● **Task input**
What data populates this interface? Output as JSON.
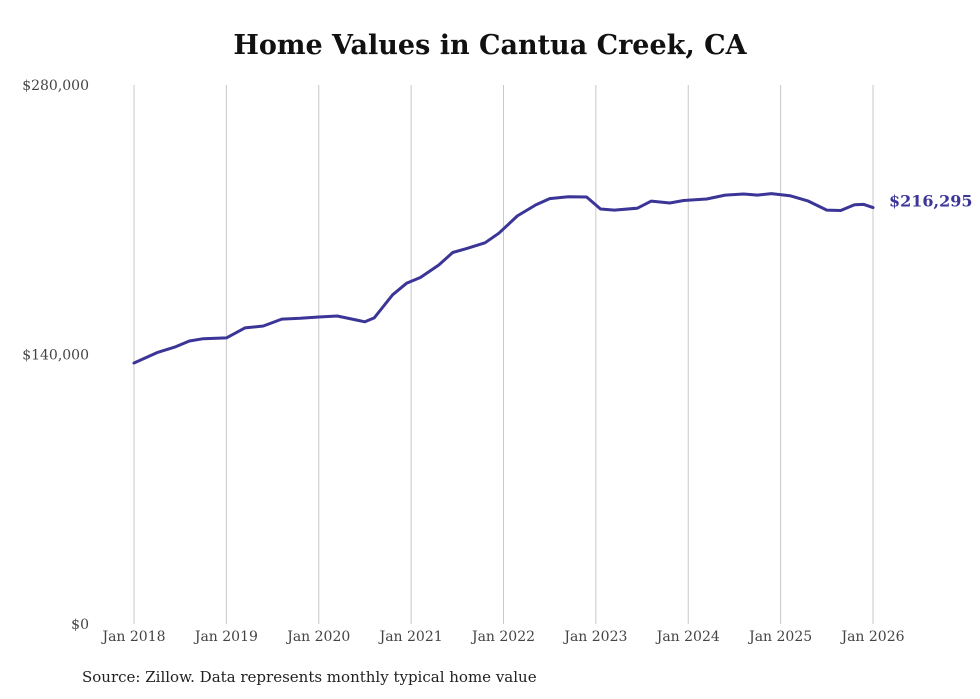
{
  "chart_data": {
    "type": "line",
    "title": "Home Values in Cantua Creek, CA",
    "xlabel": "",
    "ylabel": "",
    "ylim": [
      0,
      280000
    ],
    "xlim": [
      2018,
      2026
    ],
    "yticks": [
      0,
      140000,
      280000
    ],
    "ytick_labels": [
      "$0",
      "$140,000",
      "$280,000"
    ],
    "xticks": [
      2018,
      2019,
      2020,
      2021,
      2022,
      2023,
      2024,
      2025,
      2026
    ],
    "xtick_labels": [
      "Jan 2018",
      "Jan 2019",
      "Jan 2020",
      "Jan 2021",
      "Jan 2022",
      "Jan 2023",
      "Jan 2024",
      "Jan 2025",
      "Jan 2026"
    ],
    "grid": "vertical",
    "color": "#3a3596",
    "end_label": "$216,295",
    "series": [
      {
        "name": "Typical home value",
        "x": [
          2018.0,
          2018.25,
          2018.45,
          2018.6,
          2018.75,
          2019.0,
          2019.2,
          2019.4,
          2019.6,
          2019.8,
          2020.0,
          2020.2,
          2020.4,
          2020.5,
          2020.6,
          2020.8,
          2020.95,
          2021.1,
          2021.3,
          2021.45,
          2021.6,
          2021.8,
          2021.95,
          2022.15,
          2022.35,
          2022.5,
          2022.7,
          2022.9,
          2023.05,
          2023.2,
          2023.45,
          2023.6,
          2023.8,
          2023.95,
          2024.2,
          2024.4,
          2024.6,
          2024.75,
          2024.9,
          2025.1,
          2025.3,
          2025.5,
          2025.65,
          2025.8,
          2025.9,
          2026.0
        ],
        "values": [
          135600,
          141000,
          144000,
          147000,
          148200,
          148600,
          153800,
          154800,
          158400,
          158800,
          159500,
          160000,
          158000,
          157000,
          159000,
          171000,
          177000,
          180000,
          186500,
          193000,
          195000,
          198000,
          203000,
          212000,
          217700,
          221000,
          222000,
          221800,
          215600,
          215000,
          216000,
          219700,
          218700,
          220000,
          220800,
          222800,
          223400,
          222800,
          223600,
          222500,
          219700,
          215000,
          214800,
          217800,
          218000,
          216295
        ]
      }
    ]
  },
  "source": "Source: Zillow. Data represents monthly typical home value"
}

● **Task goal**
Restate each entry word for word, please, but drop any images it holds.

● **The response**
What data populates this interface? Output as JSON.
{
  "chart_data": {
    "type": "line",
    "title": "Home Values in Cantua Creek, CA",
    "xlabel": "",
    "ylabel": "",
    "ylim": [
      0,
      280000
    ],
    "xlim": [
      2018,
      2026
    ],
    "yticks": [
      0,
      140000,
      280000
    ],
    "ytick_labels": [
      "$0",
      "$140,000",
      "$280,000"
    ],
    "xticks": [
      2018,
      2019,
      2020,
      2021,
      2022,
      2023,
      2024,
      2025,
      2026
    ],
    "xtick_labels": [
      "Jan 2018",
      "Jan 2019",
      "Jan 2020",
      "Jan 2021",
      "Jan 2022",
      "Jan 2023",
      "Jan 2024",
      "Jan 2025",
      "Jan 2026"
    ],
    "grid": "vertical",
    "color": "#3a3596",
    "end_label": "$216,295",
    "series": [
      {
        "name": "Typical home value",
        "x": [
          2018.0,
          2018.25,
          2018.45,
          2018.6,
          2018.75,
          2019.0,
          2019.2,
          2019.4,
          2019.6,
          2019.8,
          2020.0,
          2020.2,
          2020.4,
          2020.5,
          2020.6,
          2020.8,
          2020.95,
          2021.1,
          2021.3,
          2021.45,
          2021.6,
          2021.8,
          2021.95,
          2022.15,
          2022.35,
          2022.5,
          2022.7,
          2022.9,
          2023.05,
          2023.2,
          2023.45,
          2023.6,
          2023.8,
          2023.95,
          2024.2,
          2024.4,
          2024.6,
          2024.75,
          2024.9,
          2025.1,
          2025.3,
          2025.5,
          2025.65,
          2025.8,
          2025.9,
          2026.0
        ],
        "values": [
          135600,
          141000,
          144000,
          147000,
          148200,
          148600,
          153800,
          154800,
          158400,
          158800,
          159500,
          160000,
          158000,
          157000,
          159000,
          171000,
          177000,
          180000,
          186500,
          193000,
          195000,
          198000,
          203000,
          212000,
          217700,
          221000,
          222000,
          221800,
          215600,
          215000,
          216000,
          219700,
          218700,
          220000,
          220800,
          222800,
          223400,
          222800,
          223600,
          222500,
          219700,
          215000,
          214800,
          217800,
          218000,
          216295
        ]
      }
    ]
  },
  "source": "Source: Zillow. Data represents monthly typical home value"
}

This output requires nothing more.